## DIRECTION:
Write out each line exactly as it stands, please.
------ DATA TO PROCESS ------
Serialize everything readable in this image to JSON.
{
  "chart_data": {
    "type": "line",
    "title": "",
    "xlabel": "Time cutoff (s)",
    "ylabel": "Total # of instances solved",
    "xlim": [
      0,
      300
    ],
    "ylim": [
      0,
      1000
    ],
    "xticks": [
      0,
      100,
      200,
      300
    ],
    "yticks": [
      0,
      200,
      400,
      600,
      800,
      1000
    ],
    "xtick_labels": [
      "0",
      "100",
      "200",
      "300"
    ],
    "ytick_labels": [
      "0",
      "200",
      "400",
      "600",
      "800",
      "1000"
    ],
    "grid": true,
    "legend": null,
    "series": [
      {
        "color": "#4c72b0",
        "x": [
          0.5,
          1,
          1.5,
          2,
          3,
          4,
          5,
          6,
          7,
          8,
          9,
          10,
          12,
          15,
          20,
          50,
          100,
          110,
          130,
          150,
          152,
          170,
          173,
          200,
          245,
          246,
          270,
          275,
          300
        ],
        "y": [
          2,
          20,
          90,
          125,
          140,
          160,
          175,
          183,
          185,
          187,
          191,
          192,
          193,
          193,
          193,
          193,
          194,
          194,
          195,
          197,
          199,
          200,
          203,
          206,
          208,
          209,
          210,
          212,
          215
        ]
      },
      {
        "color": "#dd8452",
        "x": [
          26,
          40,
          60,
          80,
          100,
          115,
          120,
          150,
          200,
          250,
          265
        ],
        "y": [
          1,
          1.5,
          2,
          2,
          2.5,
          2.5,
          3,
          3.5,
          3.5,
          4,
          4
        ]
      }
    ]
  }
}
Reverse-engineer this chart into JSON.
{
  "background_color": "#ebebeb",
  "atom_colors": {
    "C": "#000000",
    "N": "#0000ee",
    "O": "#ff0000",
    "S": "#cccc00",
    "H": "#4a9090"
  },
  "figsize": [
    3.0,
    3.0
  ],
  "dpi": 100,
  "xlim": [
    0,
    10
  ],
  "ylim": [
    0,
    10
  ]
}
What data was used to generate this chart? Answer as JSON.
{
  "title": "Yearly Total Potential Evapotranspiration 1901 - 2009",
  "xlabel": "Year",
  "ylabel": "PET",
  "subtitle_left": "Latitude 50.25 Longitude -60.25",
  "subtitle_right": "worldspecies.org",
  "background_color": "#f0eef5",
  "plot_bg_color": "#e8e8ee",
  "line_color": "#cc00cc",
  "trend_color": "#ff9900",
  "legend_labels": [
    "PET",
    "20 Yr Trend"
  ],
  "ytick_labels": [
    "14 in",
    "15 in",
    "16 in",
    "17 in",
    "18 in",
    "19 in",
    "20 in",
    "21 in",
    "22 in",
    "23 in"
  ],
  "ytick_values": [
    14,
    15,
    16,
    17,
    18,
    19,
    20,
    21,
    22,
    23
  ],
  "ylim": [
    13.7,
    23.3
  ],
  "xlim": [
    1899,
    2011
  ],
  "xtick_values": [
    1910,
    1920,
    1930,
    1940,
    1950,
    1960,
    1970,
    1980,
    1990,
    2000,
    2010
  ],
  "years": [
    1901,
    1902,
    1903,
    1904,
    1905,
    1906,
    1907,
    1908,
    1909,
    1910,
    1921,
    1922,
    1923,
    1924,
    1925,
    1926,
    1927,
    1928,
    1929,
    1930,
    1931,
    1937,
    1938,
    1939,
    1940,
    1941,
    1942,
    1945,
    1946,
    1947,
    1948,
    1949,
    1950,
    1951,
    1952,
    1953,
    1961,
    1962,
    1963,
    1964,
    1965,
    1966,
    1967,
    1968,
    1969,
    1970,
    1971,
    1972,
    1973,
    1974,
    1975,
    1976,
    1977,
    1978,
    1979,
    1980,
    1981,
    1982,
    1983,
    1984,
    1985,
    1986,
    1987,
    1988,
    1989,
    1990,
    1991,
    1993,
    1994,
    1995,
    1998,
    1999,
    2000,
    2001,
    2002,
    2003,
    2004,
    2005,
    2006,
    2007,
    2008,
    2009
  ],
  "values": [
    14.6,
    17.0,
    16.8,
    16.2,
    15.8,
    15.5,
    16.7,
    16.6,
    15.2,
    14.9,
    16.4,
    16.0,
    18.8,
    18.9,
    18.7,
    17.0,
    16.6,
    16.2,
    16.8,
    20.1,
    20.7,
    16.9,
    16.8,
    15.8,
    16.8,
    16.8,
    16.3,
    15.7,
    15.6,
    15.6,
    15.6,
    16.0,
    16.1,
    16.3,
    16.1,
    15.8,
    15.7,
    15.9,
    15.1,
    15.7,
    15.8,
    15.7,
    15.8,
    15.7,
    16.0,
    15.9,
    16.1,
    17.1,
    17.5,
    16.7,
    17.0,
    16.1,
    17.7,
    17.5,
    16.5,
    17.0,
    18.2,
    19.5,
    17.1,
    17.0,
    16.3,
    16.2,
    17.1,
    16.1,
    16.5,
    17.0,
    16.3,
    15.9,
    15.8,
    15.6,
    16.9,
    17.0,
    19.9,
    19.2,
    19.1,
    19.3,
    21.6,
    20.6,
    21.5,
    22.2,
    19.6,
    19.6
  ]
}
------
## TASK OUTPUT:
Serialize everything readable in this image to JSON.
{
  "chart_data": {
    "type": "line",
    "title": "",
    "xlabel": "Time cutoff (s)",
    "ylabel": "Total # of instances solved",
    "xlim": [
      0,
      300
    ],
    "ylim": [
      0,
      1000
    ],
    "xticks": [
      0,
      100,
      200,
      300
    ],
    "yticks": [
      0,
      200,
      400,
      600,
      800,
      1000
    ],
    "xtick_labels": [
      "0",
      "100",
      "200",
      "300"
    ],
    "ytick_labels": [
      "0",
      "200",
      "400",
      "600",
      "800",
      "1000"
    ],
    "grid": true,
    "legend": null,
    "series": [
      {
        "color": "#4c72b0",
        "x": [
          0.5,
          1,
          1.5,
          2,
          3,
          4,
          5,
          6,
          7,
          8,
          9,
          10,
          12,
          15,
          20,
          50,
          100,
          110,
          130,
          150,
          152,
          170,
          173,
          200,
          245,
          246,
          270,
          275,
          300
        ],
        "y": [
          2,
          20,
          90,
          125,
          140,
          160,
          175,
          183,
          185,
          187,
          191,
          192,
          193,
          193,
          193,
          193,
          194,
          194,
          195,
          197,
          199,
          200,
          203,
          206,
          208,
          209,
          210,
          212,
          215
        ]
      },
      {
        "color": "#dd8452",
        "x": [
          26,
          40,
          60,
          80,
          100,
          115,
          120,
          150,
          200,
          250,
          265
        ],
        "y": [
          1,
          1.5,
          2,
          2,
          2.5,
          2.5,
          3,
          3.5,
          3.5,
          4,
          4
        ]
      }
    ]
  }
}
Reverse-engineer this chart into JSON.
{
  "background_color": "#ebebeb",
  "atom_colors": {
    "C": "#000000",
    "N": "#0000ee",
    "O": "#ff0000",
    "S": "#cccc00",
    "H": "#4a9090"
  },
  "figsize": [
    3.0,
    3.0
  ],
  "dpi": 100,
  "xlim": [
    0,
    10
  ],
  "ylim": [
    0,
    10
  ]
}
What data was used to generate this chart? Answer as JSON.
{
  "title": "Yearly Total Potential Evapotranspiration 1901 - 2009",
  "xlabel": "Year",
  "ylabel": "PET",
  "subtitle_left": "Latitude 50.25 Longitude -60.25",
  "subtitle_right": "worldspecies.org",
  "background_color": "#f0eef5",
  "plot_bg_color": "#e8e8ee",
  "line_color": "#cc00cc",
  "trend_color": "#ff9900",
  "legend_labels": [
    "PET",
    "20 Yr Trend"
  ],
  "ytick_labels": [
    "14 in",
    "15 in",
    "16 in",
    "17 in",
    "18 in",
    "19 in",
    "20 in",
    "21 in",
    "22 in",
    "23 in"
  ],
  "ytick_values": [
    14,
    15,
    16,
    17,
    18,
    19,
    20,
    21,
    22,
    23
  ],
  "ylim": [
    13.7,
    23.3
  ],
  "xlim": [
    1899,
    2011
  ],
  "xtick_values": [
    1910,
    1920,
    1930,
    1940,
    1950,
    1960,
    1970,
    1980,
    1990,
    2000,
    2010
  ],
  "years": [
    1901,
    1902,
    1903,
    1904,
    1905,
    1906,
    1907,
    1908,
    1909,
    1910,
    1921,
    1922,
    1923,
    1924,
    1925,
    1926,
    1927,
    1928,
    1929,
    1930,
    1931,
    1937,
    1938,
    1939,
    1940,
    1941,
    1942,
    1945,
    1946,
    1947,
    1948,
    1949,
    1950,
    1951,
    1952,
    1953,
    1961,
    1962,
    1963,
    1964,
    1965,
    1966,
    1967,
    1968,
    1969,
    1970,
    1971,
    1972,
    1973,
    1974,
    1975,
    1976,
    1977,
    1978,
    1979,
    1980,
    1981,
    1982,
    1983,
    1984,
    1985,
    1986,
    1987,
    1988,
    1989,
    1990,
    1991,
    1993,
    1994,
    1995,
    1998,
    1999,
    2000,
    2001,
    2002,
    2003,
    2004,
    2005,
    2006,
    2007,
    2008,
    2009
  ],
  "values": [
    14.6,
    17.0,
    16.8,
    16.2,
    15.8,
    15.5,
    16.7,
    16.6,
    15.2,
    14.9,
    16.4,
    16.0,
    18.8,
    18.9,
    18.7,
    17.0,
    16.6,
    16.2,
    16.8,
    20.1,
    20.7,
    16.9,
    16.8,
    15.8,
    16.8,
    16.8,
    16.3,
    15.7,
    15.6,
    15.6,
    15.6,
    16.0,
    16.1,
    16.3,
    16.1,
    15.8,
    15.7,
    15.9,
    15.1,
    15.7,
    15.8,
    15.7,
    15.8,
    15.7,
    16.0,
    15.9,
    16.1,
    17.1,
    17.5,
    16.7,
    17.0,
    16.1,
    17.7,
    17.5,
    16.5,
    17.0,
    18.2,
    19.5,
    17.1,
    17.0,
    16.3,
    16.2,
    17.1,
    16.1,
    16.5,
    17.0,
    16.3,
    15.9,
    15.8,
    15.6,
    16.9,
    17.0,
    19.9,
    19.2,
    19.1,
    19.3,
    21.6,
    20.6,
    21.5,
    22.2,
    19.6,
    19.6
  ]
}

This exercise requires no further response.